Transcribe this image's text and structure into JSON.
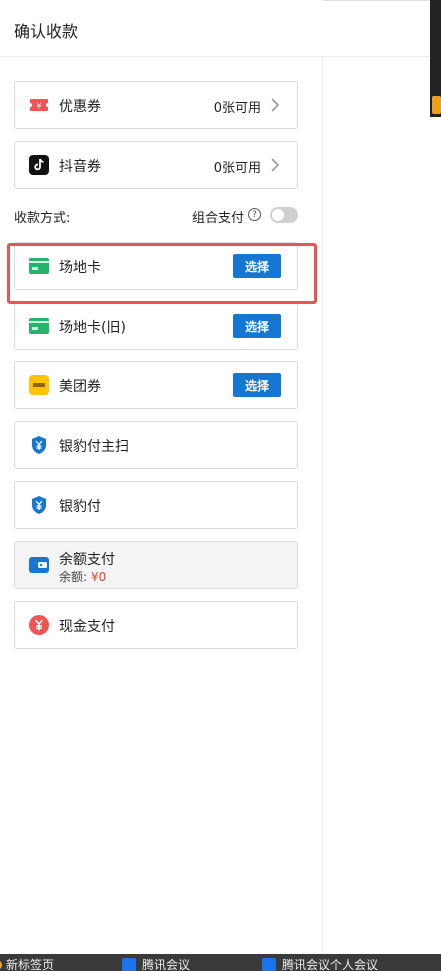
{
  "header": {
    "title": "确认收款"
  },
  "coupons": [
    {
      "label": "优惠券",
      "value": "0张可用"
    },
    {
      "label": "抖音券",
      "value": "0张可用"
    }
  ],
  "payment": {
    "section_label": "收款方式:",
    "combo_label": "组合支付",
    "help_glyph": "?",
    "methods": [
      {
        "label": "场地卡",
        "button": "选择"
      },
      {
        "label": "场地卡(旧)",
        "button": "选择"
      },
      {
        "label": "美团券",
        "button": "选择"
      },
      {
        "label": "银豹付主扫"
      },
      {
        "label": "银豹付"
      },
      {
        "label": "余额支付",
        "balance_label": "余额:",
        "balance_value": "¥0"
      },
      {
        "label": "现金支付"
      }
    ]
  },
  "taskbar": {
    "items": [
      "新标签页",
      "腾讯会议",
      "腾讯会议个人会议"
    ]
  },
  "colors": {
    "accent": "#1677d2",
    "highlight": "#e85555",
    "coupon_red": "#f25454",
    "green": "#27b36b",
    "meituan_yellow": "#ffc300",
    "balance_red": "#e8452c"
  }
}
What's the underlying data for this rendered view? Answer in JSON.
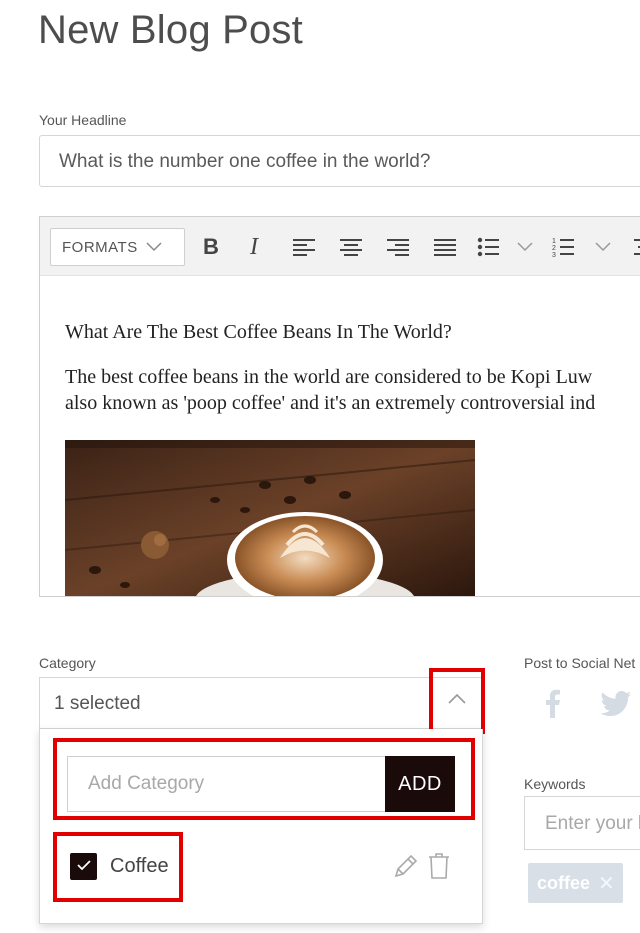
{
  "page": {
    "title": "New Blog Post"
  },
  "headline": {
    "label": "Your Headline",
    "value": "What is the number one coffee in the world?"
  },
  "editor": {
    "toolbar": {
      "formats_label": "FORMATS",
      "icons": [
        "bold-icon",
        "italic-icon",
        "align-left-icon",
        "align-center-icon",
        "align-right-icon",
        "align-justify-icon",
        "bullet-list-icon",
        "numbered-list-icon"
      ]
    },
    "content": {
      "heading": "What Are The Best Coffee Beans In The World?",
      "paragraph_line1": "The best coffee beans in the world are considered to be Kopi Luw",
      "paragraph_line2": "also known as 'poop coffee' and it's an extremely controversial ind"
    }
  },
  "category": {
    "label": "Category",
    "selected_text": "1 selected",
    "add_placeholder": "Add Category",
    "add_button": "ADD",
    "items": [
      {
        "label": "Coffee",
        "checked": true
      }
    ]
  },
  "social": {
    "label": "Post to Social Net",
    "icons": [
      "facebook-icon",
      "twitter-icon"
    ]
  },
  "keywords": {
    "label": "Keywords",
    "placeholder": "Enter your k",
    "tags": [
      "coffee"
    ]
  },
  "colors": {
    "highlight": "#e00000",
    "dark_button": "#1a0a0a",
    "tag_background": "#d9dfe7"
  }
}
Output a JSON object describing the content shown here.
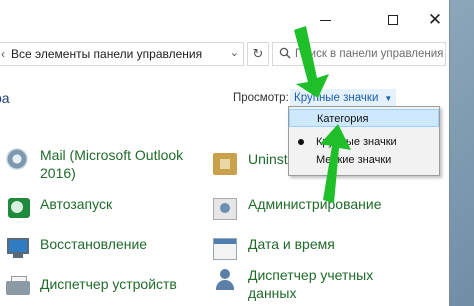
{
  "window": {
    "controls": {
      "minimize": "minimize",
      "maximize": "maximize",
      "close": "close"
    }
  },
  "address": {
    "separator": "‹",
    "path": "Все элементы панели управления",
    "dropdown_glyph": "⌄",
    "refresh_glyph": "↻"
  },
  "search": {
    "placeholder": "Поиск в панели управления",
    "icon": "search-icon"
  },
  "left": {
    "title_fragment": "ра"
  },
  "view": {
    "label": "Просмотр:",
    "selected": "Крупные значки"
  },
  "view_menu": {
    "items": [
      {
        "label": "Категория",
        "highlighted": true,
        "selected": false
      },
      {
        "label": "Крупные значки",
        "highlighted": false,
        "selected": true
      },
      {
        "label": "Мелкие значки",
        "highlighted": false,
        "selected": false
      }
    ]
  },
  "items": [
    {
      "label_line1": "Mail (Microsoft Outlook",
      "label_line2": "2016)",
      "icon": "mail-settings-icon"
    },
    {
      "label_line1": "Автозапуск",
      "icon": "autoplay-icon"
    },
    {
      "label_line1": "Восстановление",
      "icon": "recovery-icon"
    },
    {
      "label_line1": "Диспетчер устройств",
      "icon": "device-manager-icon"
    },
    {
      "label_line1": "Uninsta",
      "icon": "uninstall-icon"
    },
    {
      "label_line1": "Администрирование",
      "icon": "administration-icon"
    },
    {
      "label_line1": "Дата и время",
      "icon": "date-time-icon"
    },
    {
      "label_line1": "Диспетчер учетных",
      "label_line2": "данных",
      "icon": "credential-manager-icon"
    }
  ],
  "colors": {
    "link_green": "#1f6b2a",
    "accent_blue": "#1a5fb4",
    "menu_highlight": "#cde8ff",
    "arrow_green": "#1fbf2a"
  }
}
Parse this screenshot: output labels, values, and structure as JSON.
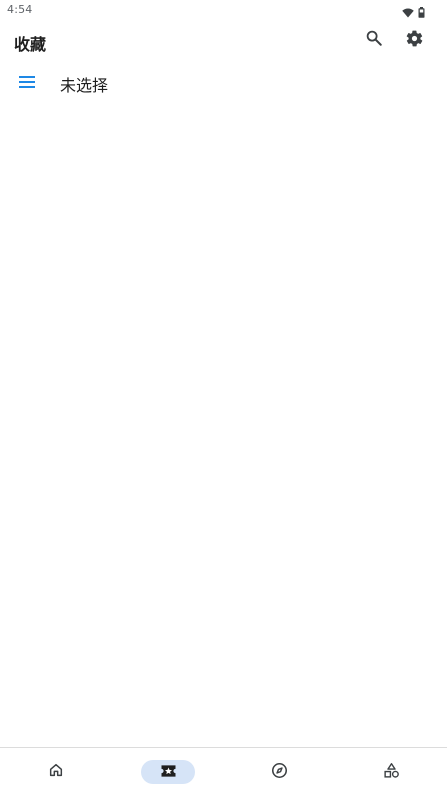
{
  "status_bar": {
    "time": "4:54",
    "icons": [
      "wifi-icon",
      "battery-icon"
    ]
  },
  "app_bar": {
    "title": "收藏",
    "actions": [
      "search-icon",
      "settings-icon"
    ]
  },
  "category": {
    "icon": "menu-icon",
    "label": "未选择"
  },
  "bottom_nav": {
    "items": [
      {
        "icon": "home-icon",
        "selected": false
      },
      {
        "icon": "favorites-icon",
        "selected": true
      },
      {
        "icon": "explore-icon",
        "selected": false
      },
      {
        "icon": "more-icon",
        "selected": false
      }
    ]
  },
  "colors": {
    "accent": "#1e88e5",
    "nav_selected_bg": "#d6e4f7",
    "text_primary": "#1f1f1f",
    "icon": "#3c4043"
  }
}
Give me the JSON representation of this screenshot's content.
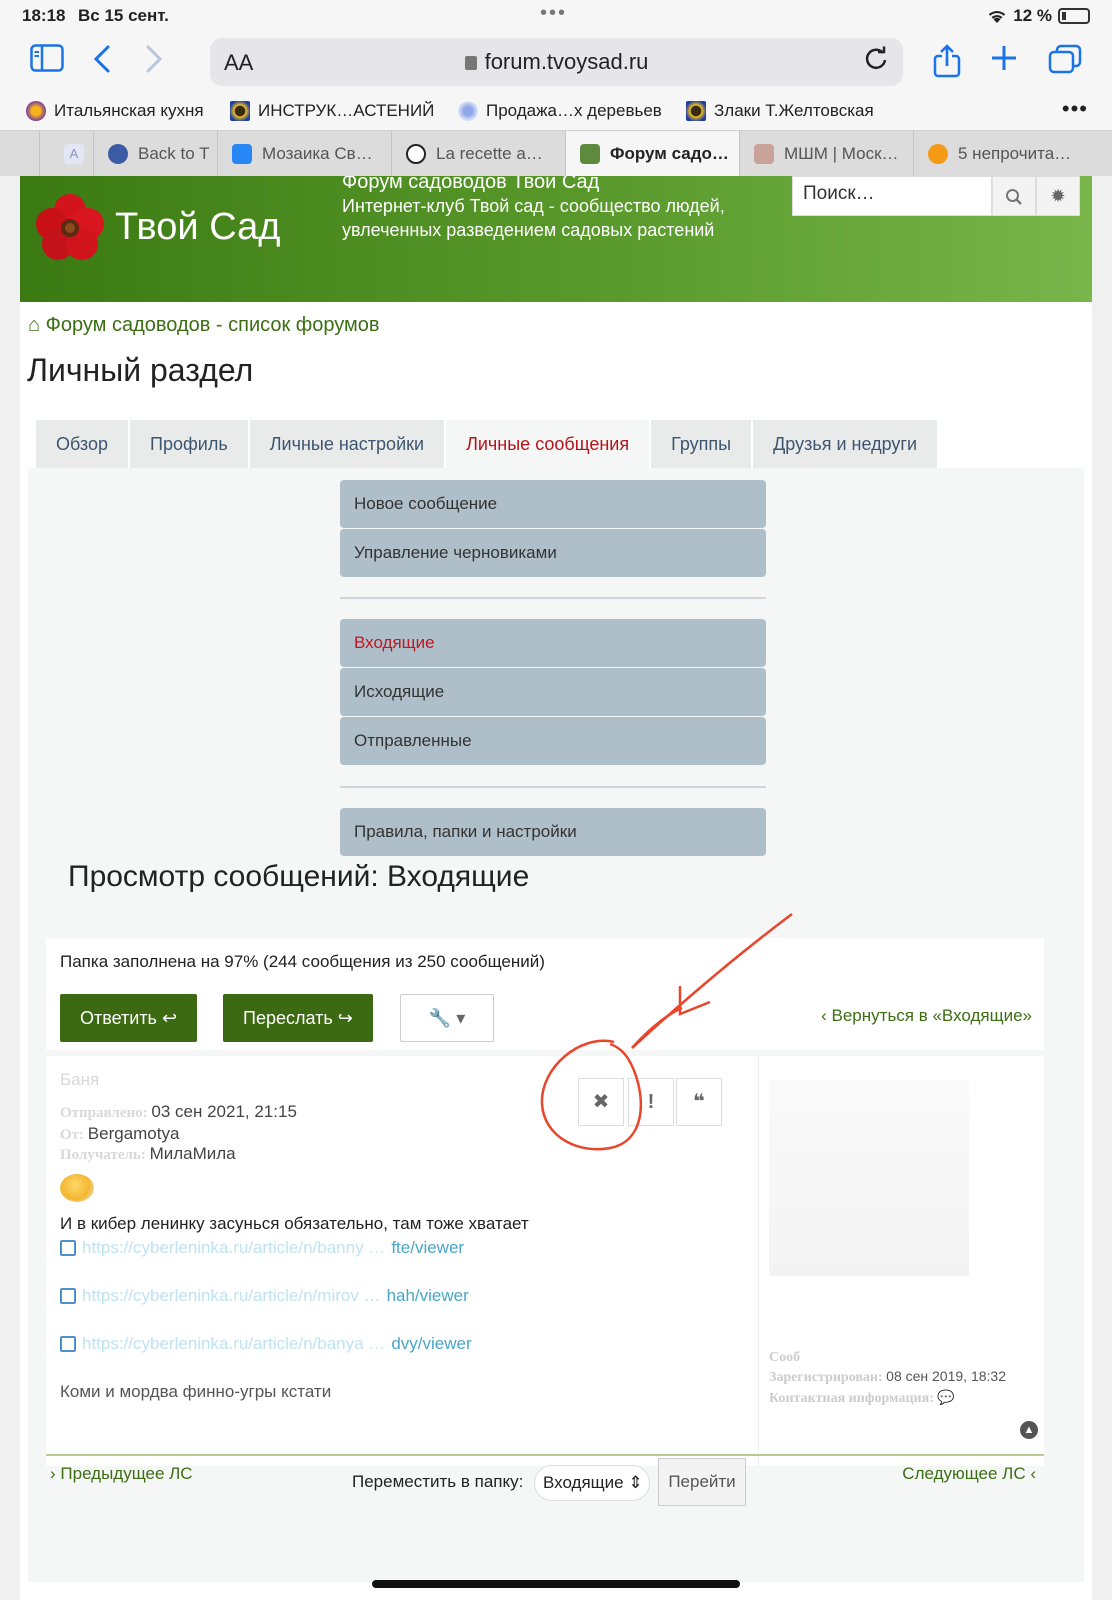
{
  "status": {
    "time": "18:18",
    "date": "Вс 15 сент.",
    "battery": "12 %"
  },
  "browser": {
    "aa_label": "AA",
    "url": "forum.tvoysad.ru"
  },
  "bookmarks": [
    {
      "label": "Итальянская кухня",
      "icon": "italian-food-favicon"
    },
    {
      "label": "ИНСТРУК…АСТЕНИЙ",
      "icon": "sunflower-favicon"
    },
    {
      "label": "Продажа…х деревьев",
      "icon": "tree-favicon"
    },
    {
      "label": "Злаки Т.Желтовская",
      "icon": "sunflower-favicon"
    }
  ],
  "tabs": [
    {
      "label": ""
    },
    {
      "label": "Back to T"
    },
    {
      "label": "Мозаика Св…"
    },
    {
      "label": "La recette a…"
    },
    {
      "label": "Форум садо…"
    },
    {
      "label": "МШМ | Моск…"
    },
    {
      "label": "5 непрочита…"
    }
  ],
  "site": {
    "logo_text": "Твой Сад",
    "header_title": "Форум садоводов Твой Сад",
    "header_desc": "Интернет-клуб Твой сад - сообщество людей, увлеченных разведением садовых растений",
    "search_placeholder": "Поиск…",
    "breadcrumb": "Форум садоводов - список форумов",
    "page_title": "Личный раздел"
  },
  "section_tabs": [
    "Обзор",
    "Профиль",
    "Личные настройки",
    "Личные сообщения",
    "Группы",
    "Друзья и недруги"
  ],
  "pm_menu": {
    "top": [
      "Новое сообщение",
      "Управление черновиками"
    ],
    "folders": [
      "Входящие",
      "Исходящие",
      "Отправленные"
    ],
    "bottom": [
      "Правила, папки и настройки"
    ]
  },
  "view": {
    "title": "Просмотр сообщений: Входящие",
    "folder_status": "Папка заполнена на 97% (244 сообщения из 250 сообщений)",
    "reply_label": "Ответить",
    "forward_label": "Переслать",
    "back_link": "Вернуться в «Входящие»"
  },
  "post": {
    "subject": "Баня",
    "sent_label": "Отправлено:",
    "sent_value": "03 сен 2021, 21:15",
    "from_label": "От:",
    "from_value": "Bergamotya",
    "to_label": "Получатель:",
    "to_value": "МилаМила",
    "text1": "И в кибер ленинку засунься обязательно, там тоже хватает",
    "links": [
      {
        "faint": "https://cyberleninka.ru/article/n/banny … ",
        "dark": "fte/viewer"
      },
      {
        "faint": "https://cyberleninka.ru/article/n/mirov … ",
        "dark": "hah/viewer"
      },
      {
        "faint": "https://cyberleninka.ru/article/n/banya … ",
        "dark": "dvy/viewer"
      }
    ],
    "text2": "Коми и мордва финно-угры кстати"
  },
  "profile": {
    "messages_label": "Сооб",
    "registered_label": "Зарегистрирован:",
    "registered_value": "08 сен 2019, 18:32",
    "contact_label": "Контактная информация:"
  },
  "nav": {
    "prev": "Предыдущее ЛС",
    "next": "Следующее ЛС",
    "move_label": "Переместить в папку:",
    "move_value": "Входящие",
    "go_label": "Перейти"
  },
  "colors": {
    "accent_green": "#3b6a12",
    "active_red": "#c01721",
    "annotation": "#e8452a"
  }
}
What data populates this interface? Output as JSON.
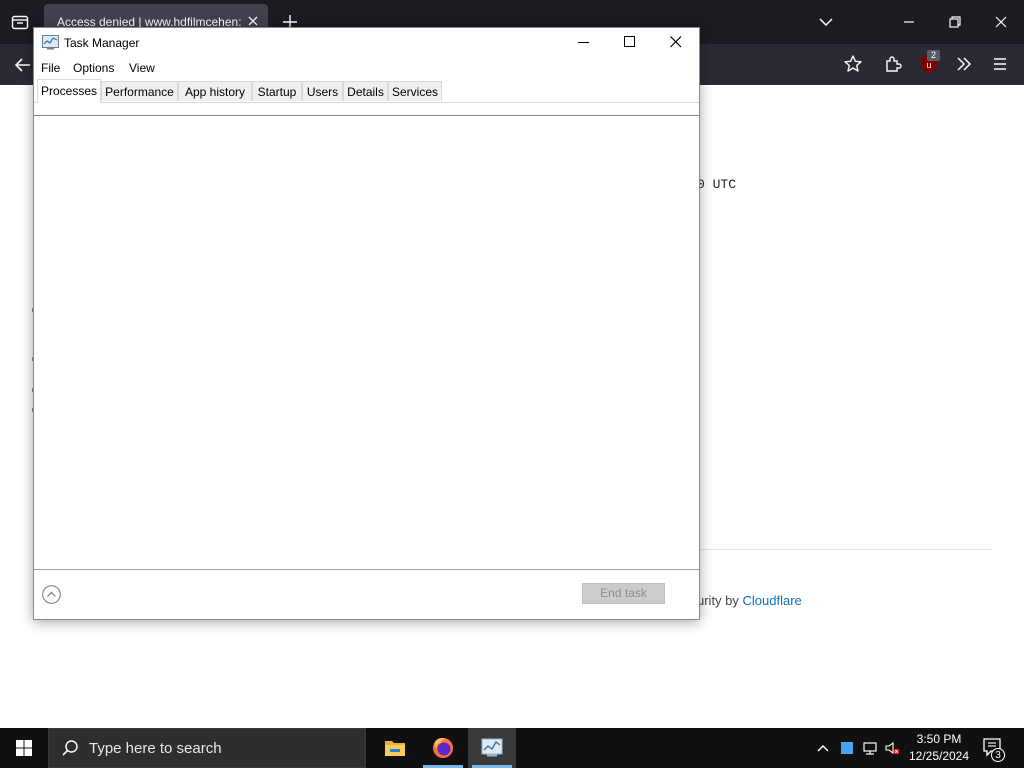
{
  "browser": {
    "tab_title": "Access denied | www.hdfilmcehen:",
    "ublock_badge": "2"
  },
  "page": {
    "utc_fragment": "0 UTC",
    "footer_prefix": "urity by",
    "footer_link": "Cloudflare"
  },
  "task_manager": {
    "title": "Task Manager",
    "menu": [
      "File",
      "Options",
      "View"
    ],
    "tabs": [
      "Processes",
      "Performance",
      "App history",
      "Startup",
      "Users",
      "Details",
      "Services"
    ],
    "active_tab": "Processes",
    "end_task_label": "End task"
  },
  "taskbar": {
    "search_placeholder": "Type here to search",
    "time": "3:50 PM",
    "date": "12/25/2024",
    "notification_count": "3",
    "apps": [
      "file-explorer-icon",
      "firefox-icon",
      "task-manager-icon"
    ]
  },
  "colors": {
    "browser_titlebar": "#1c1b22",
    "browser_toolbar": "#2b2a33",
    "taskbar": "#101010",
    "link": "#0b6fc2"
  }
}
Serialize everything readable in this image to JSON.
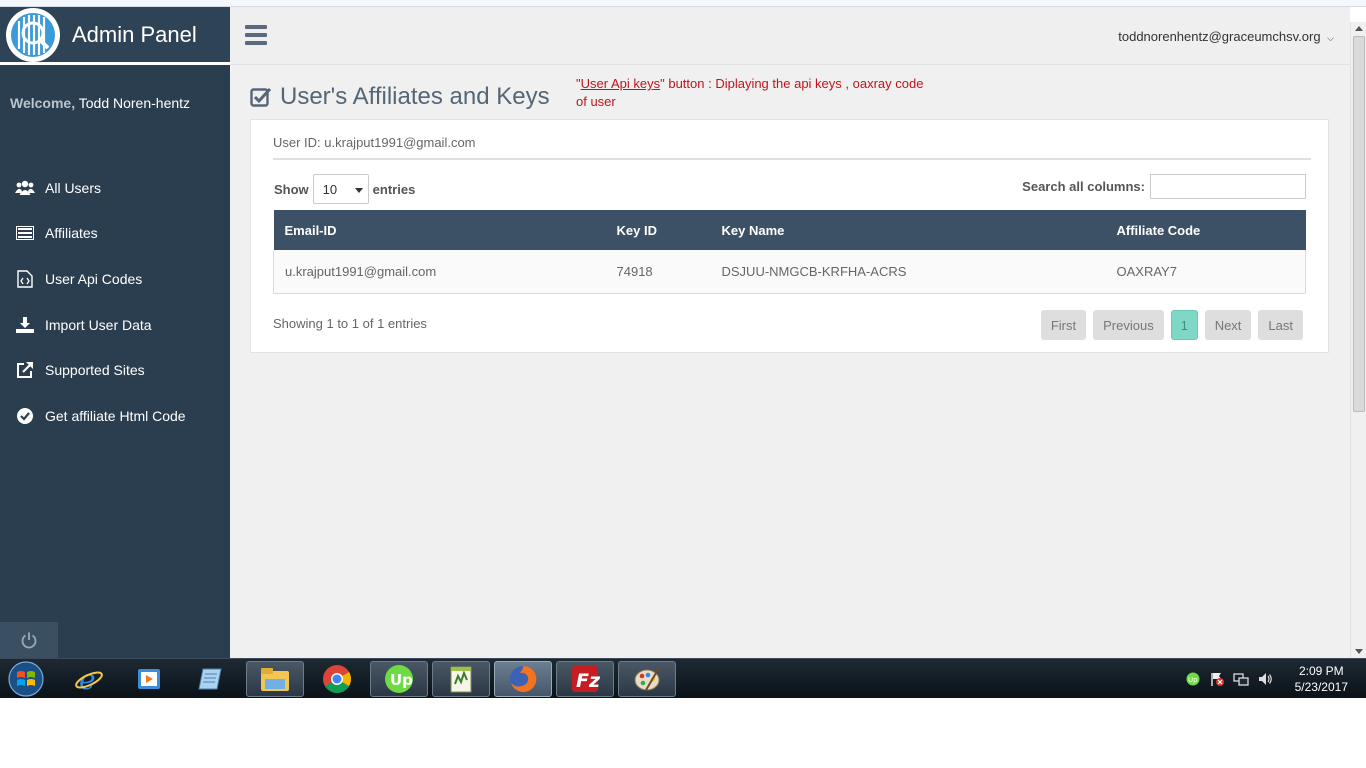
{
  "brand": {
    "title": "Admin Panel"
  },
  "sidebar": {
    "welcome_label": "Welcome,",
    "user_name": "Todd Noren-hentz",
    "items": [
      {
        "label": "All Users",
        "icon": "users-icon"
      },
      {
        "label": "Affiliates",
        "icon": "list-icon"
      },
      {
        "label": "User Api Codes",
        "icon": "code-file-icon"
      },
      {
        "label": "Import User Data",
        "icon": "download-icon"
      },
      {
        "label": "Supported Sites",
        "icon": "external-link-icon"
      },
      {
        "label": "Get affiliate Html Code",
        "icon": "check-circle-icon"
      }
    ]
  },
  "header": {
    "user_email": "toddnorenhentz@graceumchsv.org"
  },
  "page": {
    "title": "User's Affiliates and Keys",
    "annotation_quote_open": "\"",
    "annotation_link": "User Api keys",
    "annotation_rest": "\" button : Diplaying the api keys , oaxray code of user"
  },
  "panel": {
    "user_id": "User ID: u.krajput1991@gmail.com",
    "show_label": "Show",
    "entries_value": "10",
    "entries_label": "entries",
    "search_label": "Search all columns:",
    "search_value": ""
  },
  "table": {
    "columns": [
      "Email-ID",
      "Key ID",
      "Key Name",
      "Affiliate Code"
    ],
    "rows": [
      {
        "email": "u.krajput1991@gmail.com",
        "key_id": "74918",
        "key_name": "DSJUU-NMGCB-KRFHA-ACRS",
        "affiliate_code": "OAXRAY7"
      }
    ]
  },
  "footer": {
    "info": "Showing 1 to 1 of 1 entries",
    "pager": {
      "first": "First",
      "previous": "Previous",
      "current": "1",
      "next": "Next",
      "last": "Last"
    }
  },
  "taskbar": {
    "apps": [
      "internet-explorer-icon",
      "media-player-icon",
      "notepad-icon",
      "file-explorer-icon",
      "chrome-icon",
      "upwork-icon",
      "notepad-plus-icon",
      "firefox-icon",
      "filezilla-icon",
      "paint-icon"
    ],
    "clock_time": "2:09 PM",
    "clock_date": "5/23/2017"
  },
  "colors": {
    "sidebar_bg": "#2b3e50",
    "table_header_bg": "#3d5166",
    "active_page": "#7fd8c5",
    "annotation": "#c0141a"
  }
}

# # # # #

• **Goal of the exercise**: Filter the data for the string "садоводов" and copy every line that has it.

• **The solution**:
    "header_title": "Форум садоводов Твой Сад",
    "breadcrumb": "Форум садоводов - список форумов",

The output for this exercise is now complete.